— Data provided —
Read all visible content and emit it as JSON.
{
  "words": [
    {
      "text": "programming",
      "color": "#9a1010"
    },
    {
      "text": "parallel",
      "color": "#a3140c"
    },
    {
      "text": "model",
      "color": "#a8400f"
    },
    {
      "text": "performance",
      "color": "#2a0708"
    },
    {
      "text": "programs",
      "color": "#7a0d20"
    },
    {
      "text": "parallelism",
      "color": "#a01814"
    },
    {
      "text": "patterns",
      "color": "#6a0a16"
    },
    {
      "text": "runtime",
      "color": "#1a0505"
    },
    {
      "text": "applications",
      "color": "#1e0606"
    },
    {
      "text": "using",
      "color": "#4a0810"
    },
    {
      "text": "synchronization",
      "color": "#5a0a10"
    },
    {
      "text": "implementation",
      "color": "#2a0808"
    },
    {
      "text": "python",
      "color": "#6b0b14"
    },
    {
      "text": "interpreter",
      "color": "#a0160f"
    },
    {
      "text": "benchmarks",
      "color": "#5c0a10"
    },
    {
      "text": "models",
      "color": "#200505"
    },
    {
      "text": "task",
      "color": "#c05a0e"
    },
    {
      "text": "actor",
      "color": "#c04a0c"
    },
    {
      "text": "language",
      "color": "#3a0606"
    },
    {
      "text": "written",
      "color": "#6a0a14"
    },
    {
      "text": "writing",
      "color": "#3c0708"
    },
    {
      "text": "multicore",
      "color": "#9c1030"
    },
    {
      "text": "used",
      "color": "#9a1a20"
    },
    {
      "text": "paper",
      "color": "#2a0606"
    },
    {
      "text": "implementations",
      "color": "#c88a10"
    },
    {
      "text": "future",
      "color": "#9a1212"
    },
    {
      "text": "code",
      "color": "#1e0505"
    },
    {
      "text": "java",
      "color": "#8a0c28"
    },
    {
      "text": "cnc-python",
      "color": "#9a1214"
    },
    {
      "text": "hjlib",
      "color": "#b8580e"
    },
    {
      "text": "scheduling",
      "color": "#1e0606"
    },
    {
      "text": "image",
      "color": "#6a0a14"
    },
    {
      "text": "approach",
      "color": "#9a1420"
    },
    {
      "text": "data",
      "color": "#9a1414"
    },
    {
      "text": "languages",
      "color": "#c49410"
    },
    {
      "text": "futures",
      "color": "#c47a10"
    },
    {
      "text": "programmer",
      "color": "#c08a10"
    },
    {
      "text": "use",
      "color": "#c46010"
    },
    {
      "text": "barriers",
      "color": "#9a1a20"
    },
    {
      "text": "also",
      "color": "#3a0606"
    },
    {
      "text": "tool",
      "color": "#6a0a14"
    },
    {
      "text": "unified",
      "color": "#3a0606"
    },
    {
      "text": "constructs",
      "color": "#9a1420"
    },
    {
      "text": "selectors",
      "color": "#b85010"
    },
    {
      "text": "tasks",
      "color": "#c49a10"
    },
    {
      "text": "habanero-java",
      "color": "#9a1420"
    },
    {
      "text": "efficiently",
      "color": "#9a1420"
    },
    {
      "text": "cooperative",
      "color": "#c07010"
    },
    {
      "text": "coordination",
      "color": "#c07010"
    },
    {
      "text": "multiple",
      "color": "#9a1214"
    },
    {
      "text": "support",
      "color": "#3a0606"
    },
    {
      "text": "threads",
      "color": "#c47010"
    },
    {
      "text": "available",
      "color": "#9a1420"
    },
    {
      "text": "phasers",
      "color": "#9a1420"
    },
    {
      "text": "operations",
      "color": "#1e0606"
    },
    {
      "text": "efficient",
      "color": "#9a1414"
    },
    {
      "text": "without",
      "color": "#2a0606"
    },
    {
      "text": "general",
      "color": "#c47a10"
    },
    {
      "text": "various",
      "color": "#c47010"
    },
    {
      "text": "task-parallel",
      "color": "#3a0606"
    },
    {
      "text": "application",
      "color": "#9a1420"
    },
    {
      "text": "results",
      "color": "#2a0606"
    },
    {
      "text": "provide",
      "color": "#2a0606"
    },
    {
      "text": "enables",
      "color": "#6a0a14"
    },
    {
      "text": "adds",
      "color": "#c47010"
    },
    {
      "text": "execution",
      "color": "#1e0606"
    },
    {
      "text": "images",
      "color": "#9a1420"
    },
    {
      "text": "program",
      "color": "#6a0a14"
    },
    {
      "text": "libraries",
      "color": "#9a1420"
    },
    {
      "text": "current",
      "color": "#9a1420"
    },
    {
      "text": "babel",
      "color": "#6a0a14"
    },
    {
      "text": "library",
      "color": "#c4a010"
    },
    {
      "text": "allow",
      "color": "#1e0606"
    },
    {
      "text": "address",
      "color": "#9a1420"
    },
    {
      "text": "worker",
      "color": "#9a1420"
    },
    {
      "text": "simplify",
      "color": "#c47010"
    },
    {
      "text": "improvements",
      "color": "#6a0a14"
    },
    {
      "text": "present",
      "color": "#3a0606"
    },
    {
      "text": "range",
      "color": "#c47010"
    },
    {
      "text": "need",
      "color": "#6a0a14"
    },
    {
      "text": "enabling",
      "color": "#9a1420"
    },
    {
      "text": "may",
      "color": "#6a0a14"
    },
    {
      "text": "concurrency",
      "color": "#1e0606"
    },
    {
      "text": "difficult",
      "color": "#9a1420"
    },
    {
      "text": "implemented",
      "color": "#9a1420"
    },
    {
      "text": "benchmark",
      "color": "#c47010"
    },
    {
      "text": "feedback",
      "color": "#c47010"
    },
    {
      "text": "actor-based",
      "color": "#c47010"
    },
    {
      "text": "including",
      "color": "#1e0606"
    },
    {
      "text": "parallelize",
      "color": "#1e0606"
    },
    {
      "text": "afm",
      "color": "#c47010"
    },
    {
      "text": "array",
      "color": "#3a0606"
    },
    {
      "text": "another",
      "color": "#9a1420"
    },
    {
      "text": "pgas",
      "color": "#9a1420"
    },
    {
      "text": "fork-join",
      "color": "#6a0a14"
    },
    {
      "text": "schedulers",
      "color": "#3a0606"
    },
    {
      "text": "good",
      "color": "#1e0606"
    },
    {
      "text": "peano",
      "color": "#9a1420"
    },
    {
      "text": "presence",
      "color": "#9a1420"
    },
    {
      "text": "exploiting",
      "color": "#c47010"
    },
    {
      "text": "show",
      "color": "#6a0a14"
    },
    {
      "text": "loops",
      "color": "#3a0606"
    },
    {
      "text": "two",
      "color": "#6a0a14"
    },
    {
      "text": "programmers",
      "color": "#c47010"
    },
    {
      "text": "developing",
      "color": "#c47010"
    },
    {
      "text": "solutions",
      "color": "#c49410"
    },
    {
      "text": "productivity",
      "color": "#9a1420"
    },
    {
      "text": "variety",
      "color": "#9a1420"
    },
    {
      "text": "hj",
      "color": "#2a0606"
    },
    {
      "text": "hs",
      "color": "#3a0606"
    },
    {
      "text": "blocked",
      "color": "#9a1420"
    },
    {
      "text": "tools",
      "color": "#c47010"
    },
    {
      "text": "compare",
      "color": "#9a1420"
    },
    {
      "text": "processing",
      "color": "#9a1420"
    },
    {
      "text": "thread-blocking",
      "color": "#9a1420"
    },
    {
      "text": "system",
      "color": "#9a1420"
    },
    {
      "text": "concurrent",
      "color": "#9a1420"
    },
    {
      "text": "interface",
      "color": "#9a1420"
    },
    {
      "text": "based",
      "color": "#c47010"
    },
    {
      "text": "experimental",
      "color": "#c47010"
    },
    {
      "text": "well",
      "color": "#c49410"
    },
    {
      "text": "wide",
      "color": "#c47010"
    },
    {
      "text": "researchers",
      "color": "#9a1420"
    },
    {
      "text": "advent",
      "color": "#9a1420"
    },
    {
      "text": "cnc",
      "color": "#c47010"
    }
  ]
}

— Problem to solve —
Extract the full listing above without altering anything.

— Final result —
Read all visible content and emit it as JSON.
{
  "words": [
    {
      "text": "programming",
      "color": "#9a1010"
    },
    {
      "text": "parallel",
      "color": "#a3140c"
    },
    {
      "text": "model",
      "color": "#a8400f"
    },
    {
      "text": "performance",
      "color": "#2a0708"
    },
    {
      "text": "programs",
      "color": "#7a0d20"
    },
    {
      "text": "parallelism",
      "color": "#a01814"
    },
    {
      "text": "patterns",
      "color": "#6a0a16"
    },
    {
      "text": "runtime",
      "color": "#1a0505"
    },
    {
      "text": "applications",
      "color": "#1e0606"
    },
    {
      "text": "using",
      "color": "#4a0810"
    },
    {
      "text": "synchronization",
      "color": "#5a0a10"
    },
    {
      "text": "implementation",
      "color": "#2a0808"
    },
    {
      "text": "python",
      "color": "#6b0b14"
    },
    {
      "text": "interpreter",
      "color": "#a0160f"
    },
    {
      "text": "benchmarks",
      "color": "#5c0a10"
    },
    {
      "text": "models",
      "color": "#200505"
    },
    {
      "text": "task",
      "color": "#c05a0e"
    },
    {
      "text": "actor",
      "color": "#c04a0c"
    },
    {
      "text": "language",
      "color": "#3a0606"
    },
    {
      "text": "written",
      "color": "#6a0a14"
    },
    {
      "text": "writing",
      "color": "#3c0708"
    },
    {
      "text": "multicore",
      "color": "#9c1030"
    },
    {
      "text": "used",
      "color": "#9a1a20"
    },
    {
      "text": "paper",
      "color": "#2a0606"
    },
    {
      "text": "implementations",
      "color": "#c88a10"
    },
    {
      "text": "future",
      "color": "#9a1212"
    },
    {
      "text": "code",
      "color": "#1e0505"
    },
    {
      "text": "java",
      "color": "#8a0c28"
    },
    {
      "text": "cnc-python",
      "color": "#9a1214"
    },
    {
      "text": "hjlib",
      "color": "#b8580e"
    },
    {
      "text": "scheduling",
      "color": "#1e0606"
    },
    {
      "text": "image",
      "color": "#6a0a14"
    },
    {
      "text": "approach",
      "color": "#9a1420"
    },
    {
      "text": "data",
      "color": "#9a1414"
    },
    {
      "text": "languages",
      "color": "#c49410"
    },
    {
      "text": "futures",
      "color": "#c47a10"
    },
    {
      "text": "programmer",
      "color": "#c08a10"
    },
    {
      "text": "use",
      "color": "#c46010"
    },
    {
      "text": "barriers",
      "color": "#9a1a20"
    },
    {
      "text": "also",
      "color": "#3a0606"
    },
    {
      "text": "tool",
      "color": "#6a0a14"
    },
    {
      "text": "unified",
      "color": "#3a0606"
    },
    {
      "text": "constructs",
      "color": "#9a1420"
    },
    {
      "text": "selectors",
      "color": "#b85010"
    },
    {
      "text": "tasks",
      "color": "#c49a10"
    },
    {
      "text": "habanero-java",
      "color": "#9a1420"
    },
    {
      "text": "efficiently",
      "color": "#9a1420"
    },
    {
      "text": "cooperative",
      "color": "#c07010"
    },
    {
      "text": "coordination",
      "color": "#c07010"
    },
    {
      "text": "multiple",
      "color": "#9a1214"
    },
    {
      "text": "support",
      "color": "#3a0606"
    },
    {
      "text": "threads",
      "color": "#c47010"
    },
    {
      "text": "available",
      "color": "#9a1420"
    },
    {
      "text": "phasers",
      "color": "#9a1420"
    },
    {
      "text": "operations",
      "color": "#1e0606"
    },
    {
      "text": "efficient",
      "color": "#9a1414"
    },
    {
      "text": "without",
      "color": "#2a0606"
    },
    {
      "text": "general",
      "color": "#c47a10"
    },
    {
      "text": "various",
      "color": "#c47010"
    },
    {
      "text": "task-parallel",
      "color": "#3a0606"
    },
    {
      "text": "application",
      "color": "#9a1420"
    },
    {
      "text": "results",
      "color": "#2a0606"
    },
    {
      "text": "provide",
      "color": "#2a0606"
    },
    {
      "text": "enables",
      "color": "#6a0a14"
    },
    {
      "text": "adds",
      "color": "#c47010"
    },
    {
      "text": "execution",
      "color": "#1e0606"
    },
    {
      "text": "images",
      "color": "#9a1420"
    },
    {
      "text": "program",
      "color": "#6a0a14"
    },
    {
      "text": "libraries",
      "color": "#9a1420"
    },
    {
      "text": "current",
      "color": "#9a1420"
    },
    {
      "text": "babel",
      "color": "#6a0a14"
    },
    {
      "text": "library",
      "color": "#c4a010"
    },
    {
      "text": "allow",
      "color": "#1e0606"
    },
    {
      "text": "address",
      "color": "#9a1420"
    },
    {
      "text": "worker",
      "color": "#9a1420"
    },
    {
      "text": "simplify",
      "color": "#c47010"
    },
    {
      "text": "improvements",
      "color": "#6a0a14"
    },
    {
      "text": "present",
      "color": "#3a0606"
    },
    {
      "text": "range",
      "color": "#c47010"
    },
    {
      "text": "need",
      "color": "#6a0a14"
    },
    {
      "text": "enabling",
      "color": "#9a1420"
    },
    {
      "text": "may",
      "color": "#6a0a14"
    },
    {
      "text": "concurrency",
      "color": "#1e0606"
    },
    {
      "text": "difficult",
      "color": "#9a1420"
    },
    {
      "text": "implemented",
      "color": "#9a1420"
    },
    {
      "text": "benchmark",
      "color": "#c47010"
    },
    {
      "text": "feedback",
      "color": "#c47010"
    },
    {
      "text": "actor-based",
      "color": "#c47010"
    },
    {
      "text": "including",
      "color": "#1e0606"
    },
    {
      "text": "parallelize",
      "color": "#1e0606"
    },
    {
      "text": "afm",
      "color": "#c47010"
    },
    {
      "text": "array",
      "color": "#3a0606"
    },
    {
      "text": "another",
      "color": "#9a1420"
    },
    {
      "text": "pgas",
      "color": "#9a1420"
    },
    {
      "text": "fork-join",
      "color": "#6a0a14"
    },
    {
      "text": "schedulers",
      "color": "#3a0606"
    },
    {
      "text": "good",
      "color": "#1e0606"
    },
    {
      "text": "peano",
      "color": "#9a1420"
    },
    {
      "text": "presence",
      "color": "#9a1420"
    },
    {
      "text": "exploiting",
      "color": "#c47010"
    },
    {
      "text": "show",
      "color": "#6a0a14"
    },
    {
      "text": "loops",
      "color": "#3a0606"
    },
    {
      "text": "two",
      "color": "#6a0a14"
    },
    {
      "text": "programmers",
      "color": "#c47010"
    },
    {
      "text": "developing",
      "color": "#c47010"
    },
    {
      "text": "solutions",
      "color": "#c49410"
    },
    {
      "text": "productivity",
      "color": "#9a1420"
    },
    {
      "text": "variety",
      "color": "#9a1420"
    },
    {
      "text": "hj",
      "color": "#2a0606"
    },
    {
      "text": "hs",
      "color": "#3a0606"
    },
    {
      "text": "blocked",
      "color": "#9a1420"
    },
    {
      "text": "tools",
      "color": "#c47010"
    },
    {
      "text": "compare",
      "color": "#9a1420"
    },
    {
      "text": "processing",
      "color": "#9a1420"
    },
    {
      "text": "thread-blocking",
      "color": "#9a1420"
    },
    {
      "text": "system",
      "color": "#9a1420"
    },
    {
      "text": "concurrent",
      "color": "#9a1420"
    },
    {
      "text": "interface",
      "color": "#9a1420"
    },
    {
      "text": "based",
      "color": "#c47010"
    },
    {
      "text": "experimental",
      "color": "#c47010"
    },
    {
      "text": "well",
      "color": "#c49410"
    },
    {
      "text": "wide",
      "color": "#c47010"
    },
    {
      "text": "researchers",
      "color": "#9a1420"
    },
    {
      "text": "advent",
      "color": "#9a1420"
    },
    {
      "text": "cnc",
      "color": "#c47010"
    }
  ]
}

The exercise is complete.